Extrait du document:

Mardi 12 janvier 18 h15 théâtre Jean Vilar à Suresnes. Dans la grande salle à demi éclairée, le filage de Street Dance Club d'Andrew Skeels, vient de s’achever. Joie d’avoir vu évoluer une heure durant de magnifiques danseurs, dans une chorégraphie inventive et pleine de vie, qui rend hommage à la danse des clubs noirs américains des années 20-30, tout en inventant son propre univers.
De l’esprit Cotton Club et Savoy Ballroom, le chorégraphe n’a pas voulu, en effet, retenir les paillettes. Mais plutôt la naissance d’une nouvelle communauté d’hommes et femmes, unis par la danse et la musique au-delà des barrières imposées alors par la ségrégation féroce régnant aux Etats-Unis. D’où une série d’ensembles très réussis où se rejoue, sous plusieurs formes et combinaisons, l’éternelle dynamique d’un groupe tour à tour excluant puis intégrant des individus à la fois différents et semblables.
Skeels n’a pas son pareil pour faire surgir des images fortes de pyramides de têtes ou de mains, de corps aux mouvements subtilement décalés, et de chaînes de gestes coordonnés s’animant façon jeu de carte. Mais il sait aussi créer de beaux solos et duos où se révèle une écriture ciselée qui, bien que très contemporaine, puise paradoxalement à certaines des sources du mouvement hip hop.

Données disponibles:
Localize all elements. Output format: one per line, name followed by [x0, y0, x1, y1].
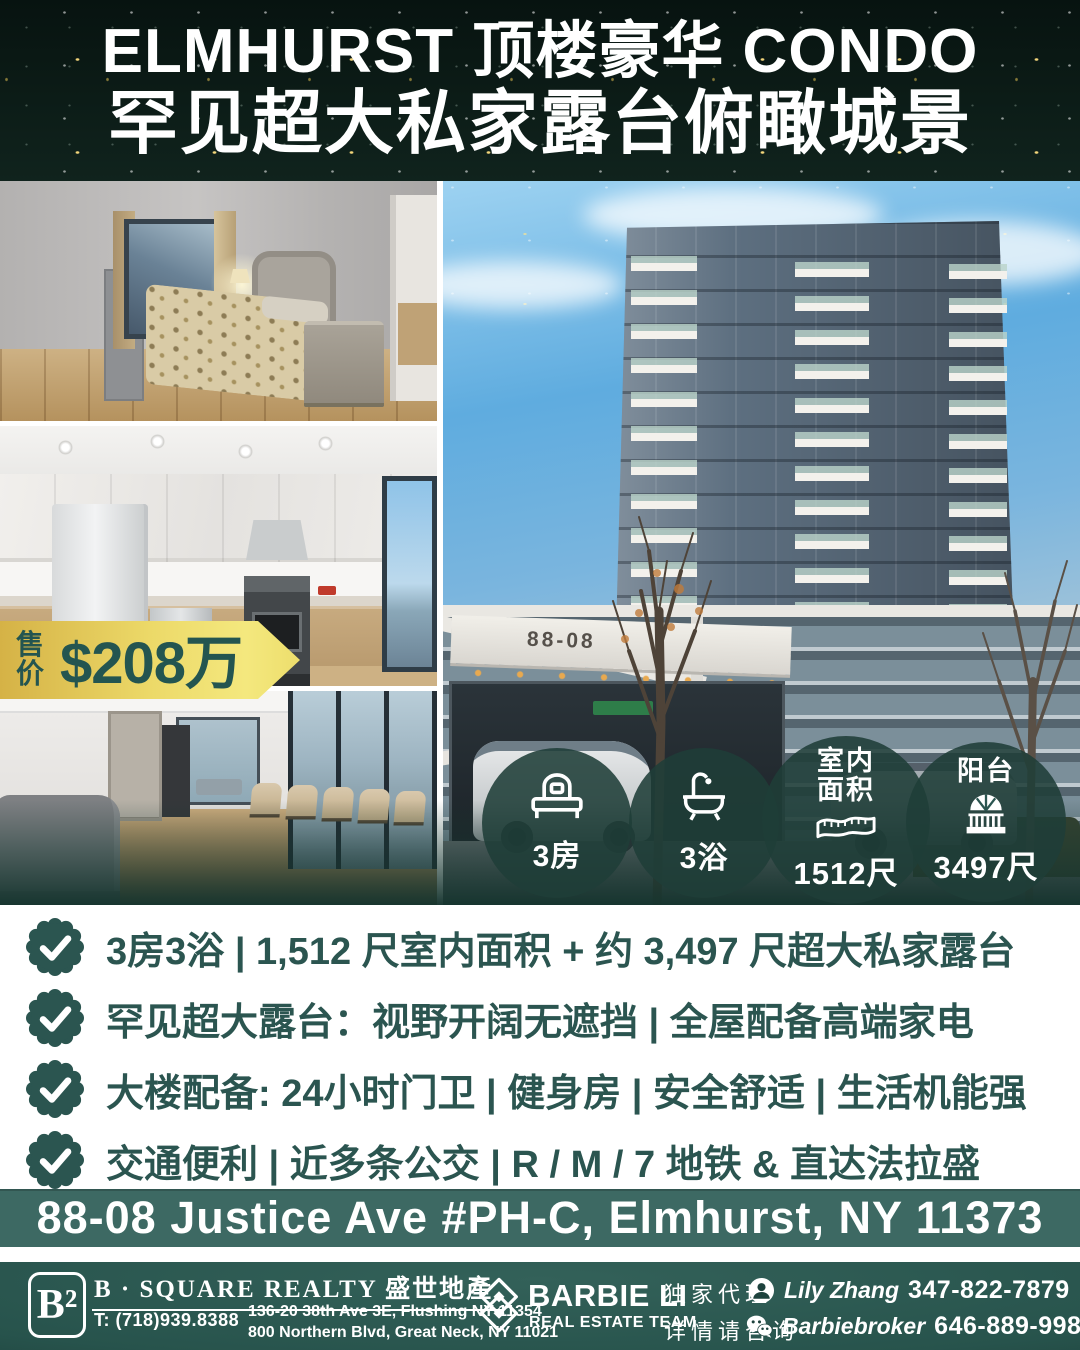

Travail à faire:
a) Relevez, dans l'extrait, toutes les images fortes que Skeels sait faire surgir.
b) Recopiez, dans l'extrait, le passage qui commence aux mots « Mardi 12 janvier » et se termine après « son propre univers. ».

Corrigé par consigne:
a)
- des pyramides de têtes ou de mains
- des corps aux mouvements subtilement décalés
- des chaînes de gestes coordonnés s'animant façon jeu de carte

b)
Mardi 12 janvier 18 h15 théâtre Jean Vilar à Suresnes. Dans la grande salle à demi éclairée, le filage de Street Dance Club d'Andrew Skeels, vient de s’achever. Joie d’avoir vu évoluer une heure durant de magnifiques danseurs, dans une chorégraphie inventive et pleine de vie, qui rend hommage à la danse des clubs noirs américains des années 20-30, tout en inventant son propre univers.